**Description of the task**
Copy out every line of the records where the string "España" occurs.

**Stored data**

■ ■ ■ ■

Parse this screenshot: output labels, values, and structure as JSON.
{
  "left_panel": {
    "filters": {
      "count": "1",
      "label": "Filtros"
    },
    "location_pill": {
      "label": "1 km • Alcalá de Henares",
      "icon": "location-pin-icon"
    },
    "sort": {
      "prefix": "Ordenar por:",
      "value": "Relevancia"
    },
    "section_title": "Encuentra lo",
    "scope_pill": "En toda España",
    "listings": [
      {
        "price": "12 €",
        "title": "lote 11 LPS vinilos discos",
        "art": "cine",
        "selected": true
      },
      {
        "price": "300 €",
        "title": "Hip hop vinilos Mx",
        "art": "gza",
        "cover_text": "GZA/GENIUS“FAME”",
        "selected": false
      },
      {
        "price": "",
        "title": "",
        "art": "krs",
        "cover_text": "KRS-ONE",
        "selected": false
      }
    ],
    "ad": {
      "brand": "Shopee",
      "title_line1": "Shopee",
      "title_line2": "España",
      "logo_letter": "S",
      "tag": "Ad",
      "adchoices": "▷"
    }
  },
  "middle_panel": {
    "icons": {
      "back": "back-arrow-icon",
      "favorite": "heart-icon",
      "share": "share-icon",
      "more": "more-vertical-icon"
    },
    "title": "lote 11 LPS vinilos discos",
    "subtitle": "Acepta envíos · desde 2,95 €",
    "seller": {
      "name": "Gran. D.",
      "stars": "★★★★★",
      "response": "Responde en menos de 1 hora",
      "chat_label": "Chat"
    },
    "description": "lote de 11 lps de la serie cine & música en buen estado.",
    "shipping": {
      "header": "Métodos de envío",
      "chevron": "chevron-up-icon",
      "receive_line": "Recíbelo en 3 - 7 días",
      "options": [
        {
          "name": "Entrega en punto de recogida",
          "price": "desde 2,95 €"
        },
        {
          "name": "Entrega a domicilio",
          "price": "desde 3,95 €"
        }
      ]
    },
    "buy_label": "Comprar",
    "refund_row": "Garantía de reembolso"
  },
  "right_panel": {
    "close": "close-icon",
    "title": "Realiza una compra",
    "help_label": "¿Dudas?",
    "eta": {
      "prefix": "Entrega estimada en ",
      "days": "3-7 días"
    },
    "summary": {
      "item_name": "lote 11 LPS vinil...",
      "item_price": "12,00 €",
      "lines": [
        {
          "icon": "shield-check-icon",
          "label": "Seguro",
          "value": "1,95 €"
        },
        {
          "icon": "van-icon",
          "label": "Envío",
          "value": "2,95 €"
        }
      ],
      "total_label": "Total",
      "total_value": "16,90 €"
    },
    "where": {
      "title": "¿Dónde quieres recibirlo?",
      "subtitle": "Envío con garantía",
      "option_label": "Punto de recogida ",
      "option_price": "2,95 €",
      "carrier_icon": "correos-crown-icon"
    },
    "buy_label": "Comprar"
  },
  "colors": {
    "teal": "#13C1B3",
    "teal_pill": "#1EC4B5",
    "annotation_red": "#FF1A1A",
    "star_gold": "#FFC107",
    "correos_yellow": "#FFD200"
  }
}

■ ■ ■ ■

**In response**
    "scope_pill": "En toda España",
      "title_line2": "España",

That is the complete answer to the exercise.